Select the lines of the records containing the word "Свиданье" and list them.
— start —
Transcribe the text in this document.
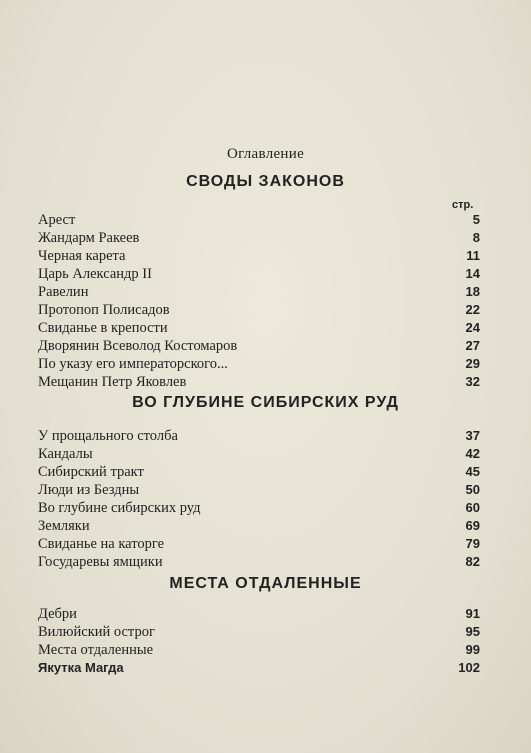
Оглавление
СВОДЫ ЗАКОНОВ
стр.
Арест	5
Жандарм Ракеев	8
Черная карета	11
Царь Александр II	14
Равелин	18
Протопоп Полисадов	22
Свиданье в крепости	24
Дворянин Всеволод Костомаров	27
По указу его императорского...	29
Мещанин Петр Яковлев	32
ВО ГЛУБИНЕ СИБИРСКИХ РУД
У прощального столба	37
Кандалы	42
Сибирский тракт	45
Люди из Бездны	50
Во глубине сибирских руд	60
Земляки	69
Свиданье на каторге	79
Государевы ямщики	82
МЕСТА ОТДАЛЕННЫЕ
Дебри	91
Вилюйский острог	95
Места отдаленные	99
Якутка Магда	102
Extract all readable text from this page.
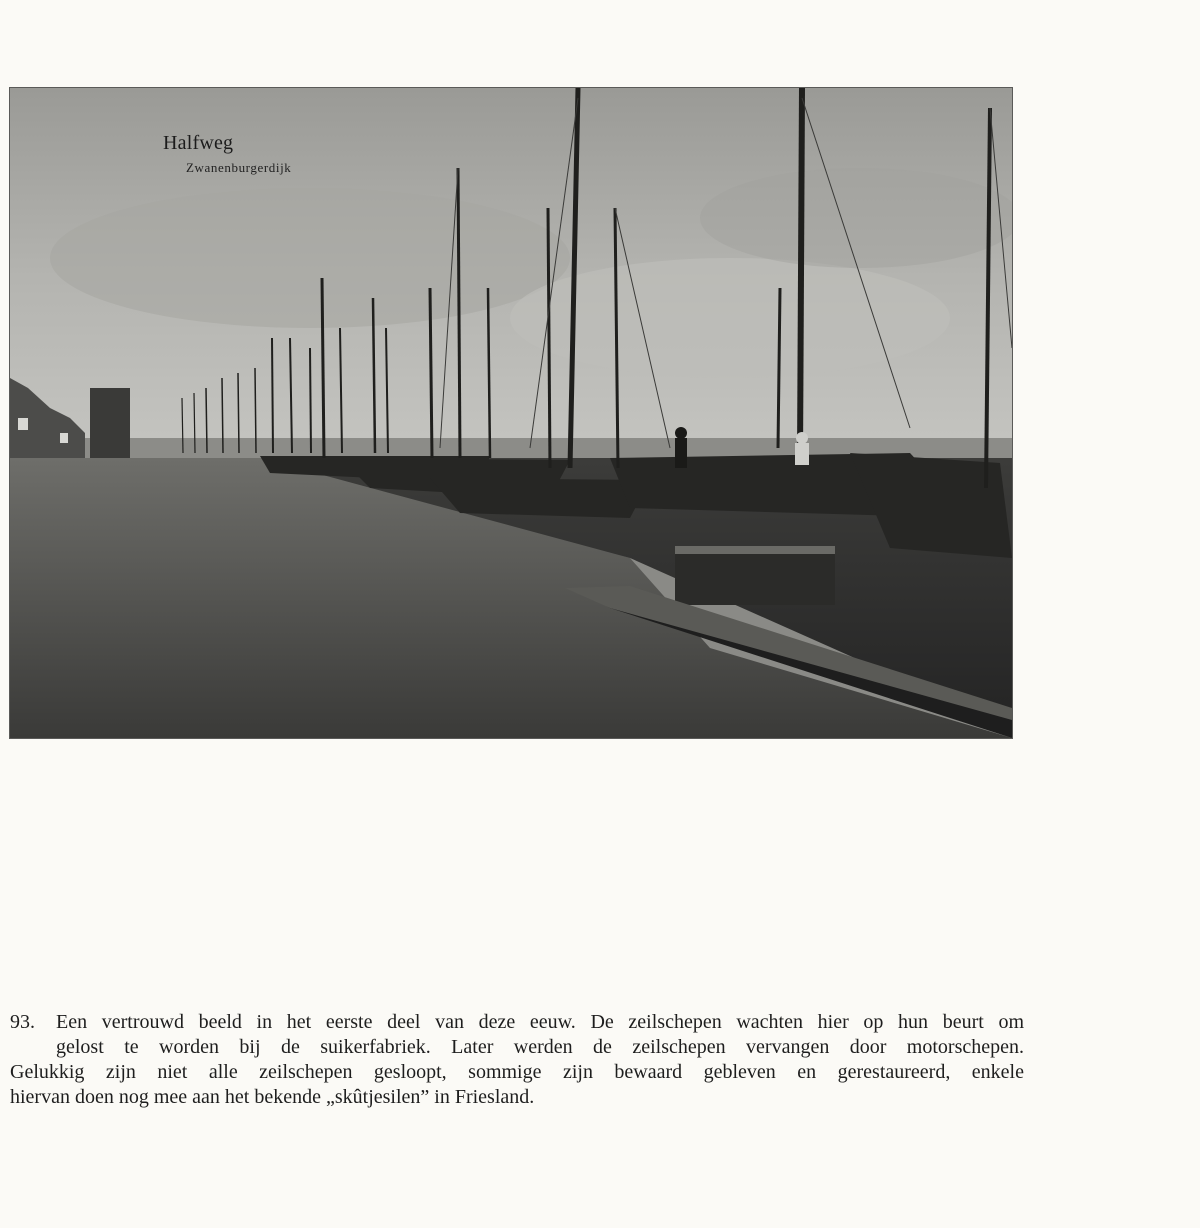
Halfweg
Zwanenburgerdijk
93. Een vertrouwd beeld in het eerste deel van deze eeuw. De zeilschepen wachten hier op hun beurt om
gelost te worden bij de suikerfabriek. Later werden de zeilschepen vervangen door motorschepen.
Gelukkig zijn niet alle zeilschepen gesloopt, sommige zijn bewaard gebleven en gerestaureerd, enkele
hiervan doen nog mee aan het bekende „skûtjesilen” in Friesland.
— end —
— start —
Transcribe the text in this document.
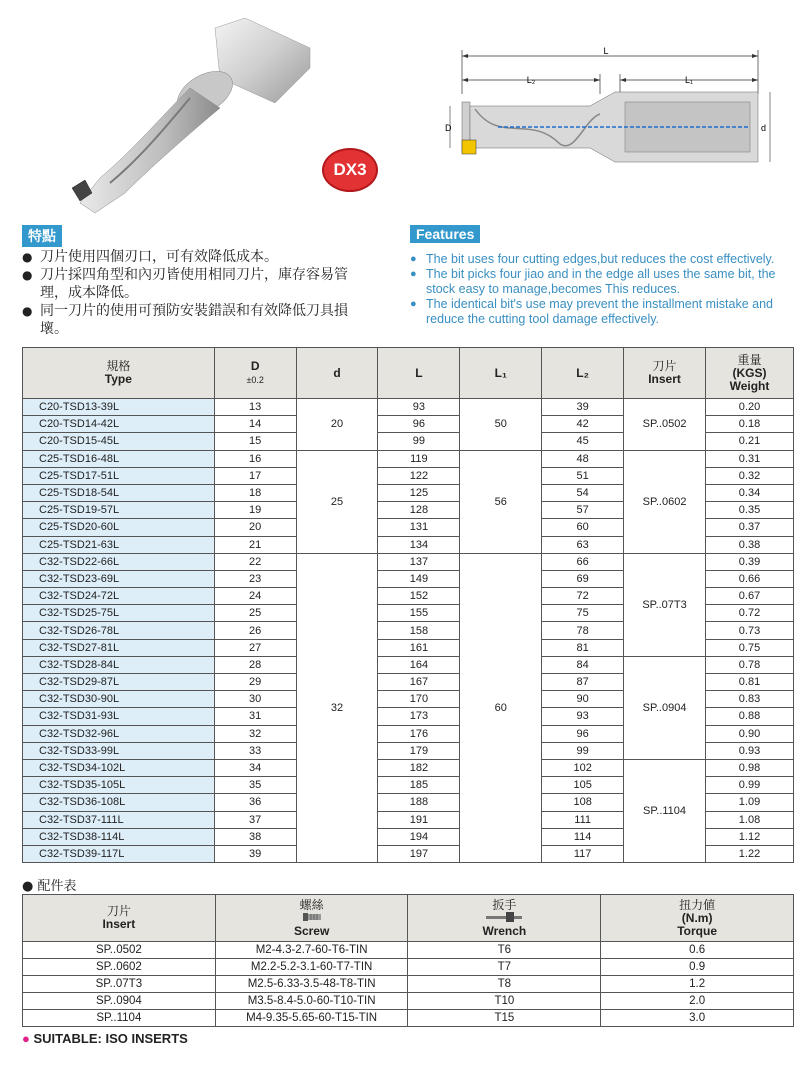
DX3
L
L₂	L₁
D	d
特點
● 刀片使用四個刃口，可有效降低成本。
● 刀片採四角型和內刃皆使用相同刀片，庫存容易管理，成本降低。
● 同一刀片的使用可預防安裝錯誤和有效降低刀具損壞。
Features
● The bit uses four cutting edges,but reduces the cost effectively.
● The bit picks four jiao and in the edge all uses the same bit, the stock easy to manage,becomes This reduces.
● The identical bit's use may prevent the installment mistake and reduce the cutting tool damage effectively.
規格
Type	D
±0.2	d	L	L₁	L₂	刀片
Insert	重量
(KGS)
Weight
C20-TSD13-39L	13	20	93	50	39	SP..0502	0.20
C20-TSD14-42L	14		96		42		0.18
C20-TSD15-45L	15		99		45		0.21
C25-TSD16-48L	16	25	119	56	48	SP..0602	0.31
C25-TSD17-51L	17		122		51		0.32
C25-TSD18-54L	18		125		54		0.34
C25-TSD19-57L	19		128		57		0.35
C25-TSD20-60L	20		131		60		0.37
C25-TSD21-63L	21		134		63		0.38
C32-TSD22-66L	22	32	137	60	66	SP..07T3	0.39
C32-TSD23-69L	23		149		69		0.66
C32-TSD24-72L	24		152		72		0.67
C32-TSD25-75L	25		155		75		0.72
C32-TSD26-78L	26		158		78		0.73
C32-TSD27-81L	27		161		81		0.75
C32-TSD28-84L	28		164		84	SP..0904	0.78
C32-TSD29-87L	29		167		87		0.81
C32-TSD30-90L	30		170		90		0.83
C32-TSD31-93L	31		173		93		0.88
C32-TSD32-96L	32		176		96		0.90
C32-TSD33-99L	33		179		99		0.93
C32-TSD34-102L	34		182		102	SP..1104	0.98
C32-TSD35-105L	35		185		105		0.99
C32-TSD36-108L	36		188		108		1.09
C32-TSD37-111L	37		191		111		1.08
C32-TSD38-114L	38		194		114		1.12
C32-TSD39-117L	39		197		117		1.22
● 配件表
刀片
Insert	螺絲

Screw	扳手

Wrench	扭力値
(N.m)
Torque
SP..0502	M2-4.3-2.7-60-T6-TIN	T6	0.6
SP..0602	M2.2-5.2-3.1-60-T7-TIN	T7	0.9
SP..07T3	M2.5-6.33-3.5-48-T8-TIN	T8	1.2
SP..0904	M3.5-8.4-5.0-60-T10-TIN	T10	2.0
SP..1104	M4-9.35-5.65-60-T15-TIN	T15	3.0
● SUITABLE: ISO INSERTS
— end —
**Task result**
Свиданье в крепости	24
Свиданье на каторге	79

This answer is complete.